• [SET TASK] Check every line of the entries below for the word "icon", and copy the ones that have it.

• [INFORMATION PROVIDED]
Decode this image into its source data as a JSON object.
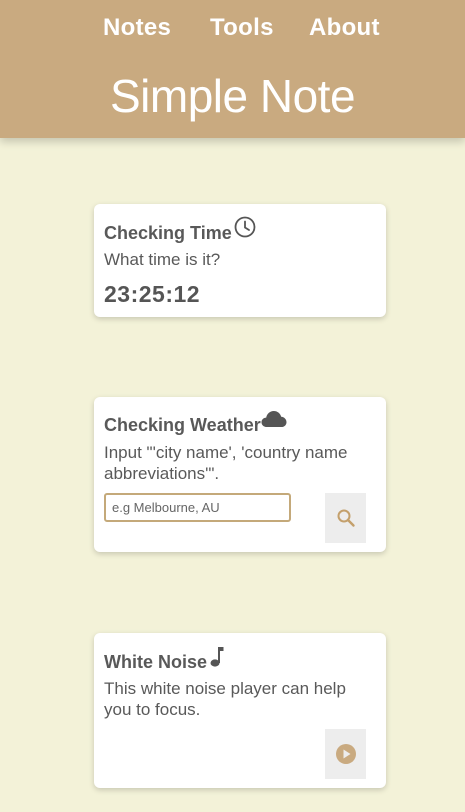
{
  "nav": {
    "items": [
      {
        "label": "Notes"
      },
      {
        "label": "Tools"
      },
      {
        "label": "About"
      }
    ]
  },
  "header": {
    "title": "Simple Note"
  },
  "time_card": {
    "title": "Checking Time",
    "question": "What time is it?",
    "clock": "23:25:12",
    "icon": "clock-icon"
  },
  "weather_card": {
    "title": "Checking Weather",
    "instruction": "Input \"'city name', 'country name abbreviations'\".",
    "input_placeholder": "e.g Melbourne, AU",
    "input_value": "",
    "icon": "cloud-icon",
    "button_icon": "search-icon"
  },
  "noise_card": {
    "title": "White Noise",
    "description": "This white noise player can help you to focus.",
    "icon": "music-note-icon",
    "button_icon": "play-icon"
  },
  "colors": {
    "header_bg": "#c9aa80",
    "page_bg": "#f3f2d8",
    "accent": "#c4a97a",
    "text": "#595959"
  }
}
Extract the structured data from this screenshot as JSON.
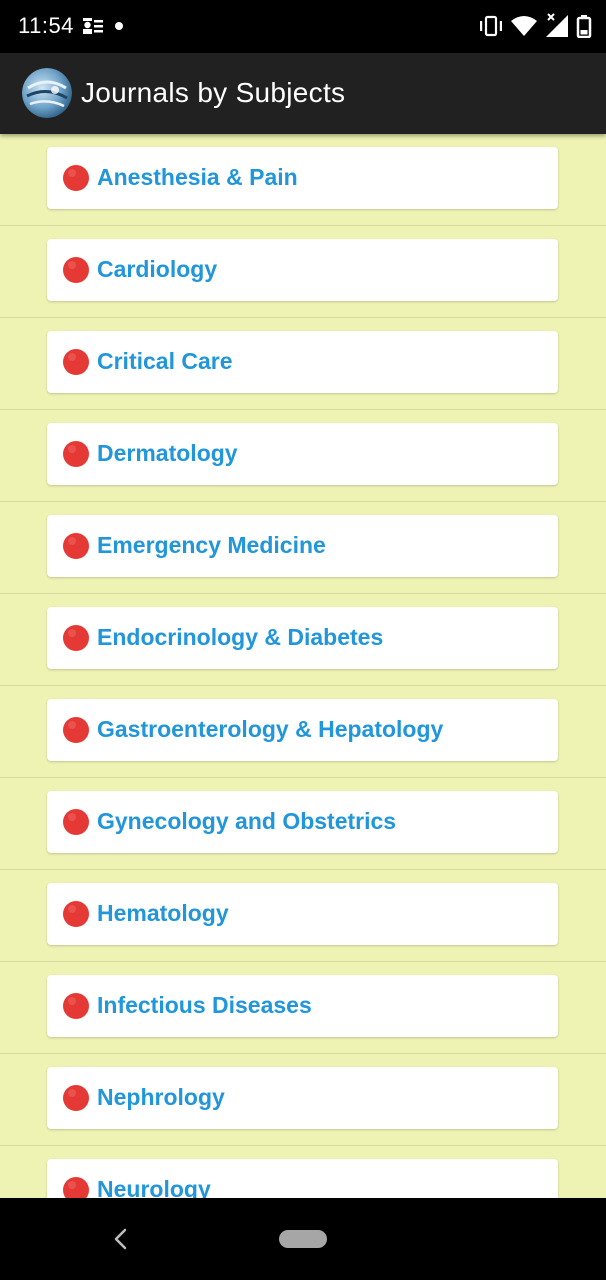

• [WRITTEN SOLUTION]
    "icon": "clock-icon"
    "icon": "cloud-icon",
    "button_icon": "search-icon"
    "icon": "music-note-icon",
    "button_icon": "play-icon"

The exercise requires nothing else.